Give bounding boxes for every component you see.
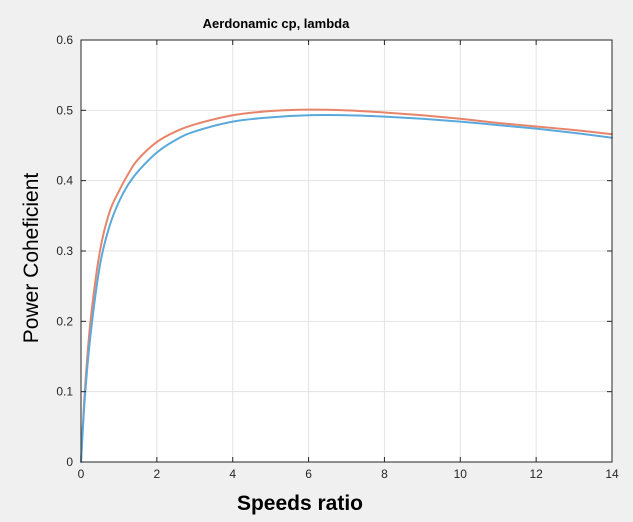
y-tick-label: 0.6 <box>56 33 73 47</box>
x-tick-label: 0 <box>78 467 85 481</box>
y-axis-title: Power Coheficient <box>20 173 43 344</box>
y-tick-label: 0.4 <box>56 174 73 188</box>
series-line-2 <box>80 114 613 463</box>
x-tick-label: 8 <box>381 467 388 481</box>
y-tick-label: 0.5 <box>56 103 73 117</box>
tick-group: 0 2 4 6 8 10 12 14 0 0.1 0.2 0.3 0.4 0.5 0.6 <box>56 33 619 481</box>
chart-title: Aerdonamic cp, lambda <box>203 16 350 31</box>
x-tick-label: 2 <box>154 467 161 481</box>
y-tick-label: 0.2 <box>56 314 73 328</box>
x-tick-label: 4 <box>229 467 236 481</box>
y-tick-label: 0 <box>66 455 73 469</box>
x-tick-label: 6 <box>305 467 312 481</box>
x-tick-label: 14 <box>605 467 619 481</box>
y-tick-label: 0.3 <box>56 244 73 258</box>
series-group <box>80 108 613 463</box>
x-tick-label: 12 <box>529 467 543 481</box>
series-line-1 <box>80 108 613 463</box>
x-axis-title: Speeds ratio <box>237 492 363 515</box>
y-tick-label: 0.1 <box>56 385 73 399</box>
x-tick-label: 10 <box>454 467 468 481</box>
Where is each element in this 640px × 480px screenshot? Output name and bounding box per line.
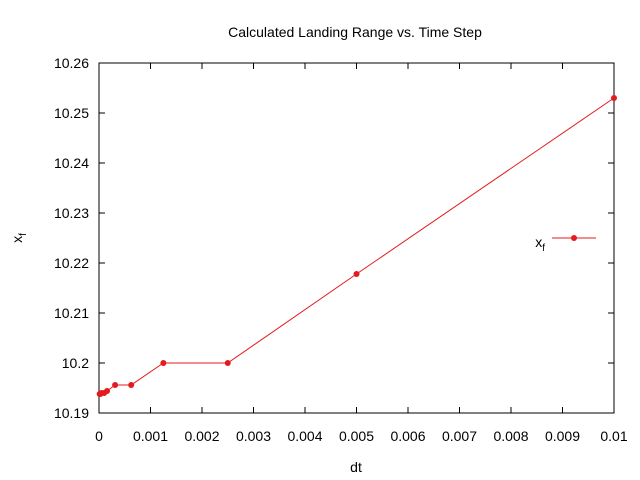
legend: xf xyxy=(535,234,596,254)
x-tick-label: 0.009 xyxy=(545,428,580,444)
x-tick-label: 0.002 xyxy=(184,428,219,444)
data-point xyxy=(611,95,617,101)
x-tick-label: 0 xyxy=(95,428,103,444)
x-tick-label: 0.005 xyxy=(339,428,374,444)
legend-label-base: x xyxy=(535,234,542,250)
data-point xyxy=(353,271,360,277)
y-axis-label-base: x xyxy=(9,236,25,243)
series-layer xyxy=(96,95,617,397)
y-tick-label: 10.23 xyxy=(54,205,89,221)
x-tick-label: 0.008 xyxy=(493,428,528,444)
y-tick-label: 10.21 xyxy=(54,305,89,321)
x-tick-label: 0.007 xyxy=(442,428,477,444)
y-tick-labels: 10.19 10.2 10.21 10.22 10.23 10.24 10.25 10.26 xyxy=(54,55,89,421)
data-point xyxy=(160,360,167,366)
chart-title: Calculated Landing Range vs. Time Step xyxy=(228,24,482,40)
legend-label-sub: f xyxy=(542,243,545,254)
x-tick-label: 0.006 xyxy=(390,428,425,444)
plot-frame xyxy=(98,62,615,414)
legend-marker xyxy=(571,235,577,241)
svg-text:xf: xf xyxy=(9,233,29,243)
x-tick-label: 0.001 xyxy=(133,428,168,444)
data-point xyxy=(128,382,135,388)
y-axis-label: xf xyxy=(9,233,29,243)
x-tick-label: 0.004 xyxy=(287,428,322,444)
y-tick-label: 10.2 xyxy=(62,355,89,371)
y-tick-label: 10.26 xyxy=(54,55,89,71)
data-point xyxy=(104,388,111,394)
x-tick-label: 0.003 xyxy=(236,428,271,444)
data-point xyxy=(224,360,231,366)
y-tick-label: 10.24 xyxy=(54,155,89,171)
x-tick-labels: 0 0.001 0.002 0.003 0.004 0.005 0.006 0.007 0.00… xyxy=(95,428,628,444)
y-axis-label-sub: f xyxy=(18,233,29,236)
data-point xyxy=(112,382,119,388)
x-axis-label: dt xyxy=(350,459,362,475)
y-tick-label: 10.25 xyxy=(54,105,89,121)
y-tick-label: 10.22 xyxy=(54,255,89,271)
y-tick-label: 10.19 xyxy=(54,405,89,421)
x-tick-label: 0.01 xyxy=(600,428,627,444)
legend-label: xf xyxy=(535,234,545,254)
++++++
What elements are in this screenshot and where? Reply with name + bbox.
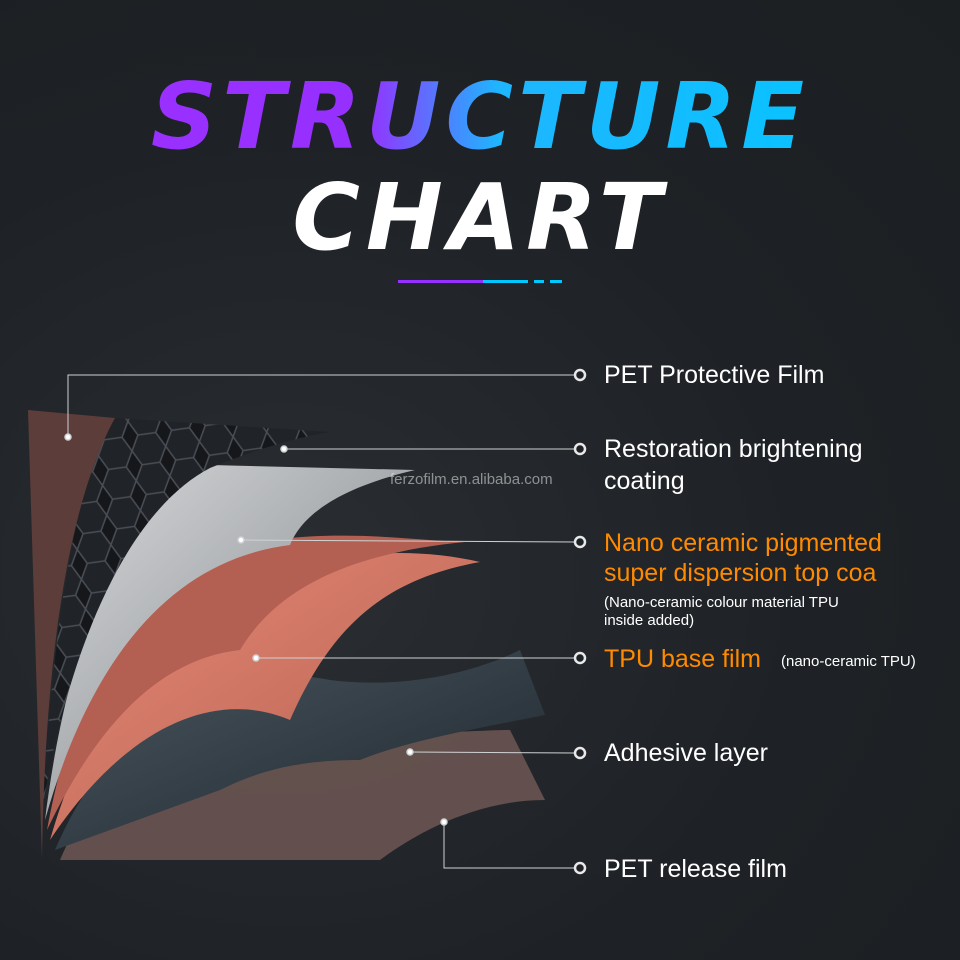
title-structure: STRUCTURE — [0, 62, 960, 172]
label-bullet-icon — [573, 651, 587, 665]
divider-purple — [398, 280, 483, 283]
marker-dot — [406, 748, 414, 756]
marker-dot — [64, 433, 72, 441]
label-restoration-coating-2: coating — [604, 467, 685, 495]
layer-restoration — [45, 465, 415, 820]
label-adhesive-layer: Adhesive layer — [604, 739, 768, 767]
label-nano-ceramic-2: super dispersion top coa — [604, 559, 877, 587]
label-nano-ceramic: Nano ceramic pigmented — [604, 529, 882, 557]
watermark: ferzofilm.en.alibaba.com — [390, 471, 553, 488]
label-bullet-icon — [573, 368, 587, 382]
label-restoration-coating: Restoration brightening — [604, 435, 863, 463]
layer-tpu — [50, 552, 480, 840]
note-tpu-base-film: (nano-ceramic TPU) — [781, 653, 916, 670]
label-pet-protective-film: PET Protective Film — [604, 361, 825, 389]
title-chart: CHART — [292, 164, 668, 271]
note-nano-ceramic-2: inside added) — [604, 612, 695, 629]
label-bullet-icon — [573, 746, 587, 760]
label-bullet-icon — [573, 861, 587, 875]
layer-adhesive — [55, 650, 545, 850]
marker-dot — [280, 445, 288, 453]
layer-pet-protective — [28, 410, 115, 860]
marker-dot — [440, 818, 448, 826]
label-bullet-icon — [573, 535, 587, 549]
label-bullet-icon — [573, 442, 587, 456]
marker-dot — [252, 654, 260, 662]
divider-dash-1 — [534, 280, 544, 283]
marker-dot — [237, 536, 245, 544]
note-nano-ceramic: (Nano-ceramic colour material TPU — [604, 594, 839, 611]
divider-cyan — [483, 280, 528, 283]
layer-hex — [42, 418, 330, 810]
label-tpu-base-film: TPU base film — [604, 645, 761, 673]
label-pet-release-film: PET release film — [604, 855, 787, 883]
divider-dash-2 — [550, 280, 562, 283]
++++++
- **Task requirements**: Rewrite everything from the line with "Give bounding boxes" down to the line with "Where is each", putting "x-axis-tick" wherever "x-tick-label" appears and changing nothing else. Leave the pictures out of your answer.

- **Result of this exercise**:
Give bounding boxes for every component you see.
y-tick-label: 0.6 <box>56 33 73 47</box>
x-axis-tick: 0 <box>78 467 85 481</box>
y-axis-title: Power Coheficient <box>20 173 43 344</box>
y-tick-label: 0.4 <box>56 174 73 188</box>
series-line-2 <box>80 114 613 463</box>
x-axis-tick: 8 <box>381 467 388 481</box>
y-tick-label: 0.5 <box>56 103 73 117</box>
tick-group: 0 2 4 6 8 10 12 14 0 0.1 0.2 0.3 0.4 0.5 0.6 <box>56 33 619 481</box>
chart-title: Aerdonamic cp, lambda <box>203 16 350 31</box>
x-axis-tick: 2 <box>154 467 161 481</box>
y-tick-label: 0.2 <box>56 314 73 328</box>
x-axis-tick: 4 <box>229 467 236 481</box>
y-tick-label: 0 <box>66 455 73 469</box>
x-axis-tick: 6 <box>305 467 312 481</box>
x-axis-tick: 14 <box>605 467 619 481</box>
y-tick-label: 0.3 <box>56 244 73 258</box>
series-group <box>80 108 613 463</box>
x-axis-tick: 12 <box>529 467 543 481</box>
series-line-1 <box>80 108 613 463</box>
x-axis-title: Speeds ratio <box>237 492 363 515</box>
y-tick-label: 0.1 <box>56 385 73 399</box>
x-axis-tick: 10 <box>454 467 468 481</box>
Where is each element in this 640px × 480px screenshot? Output name and bounding box per line.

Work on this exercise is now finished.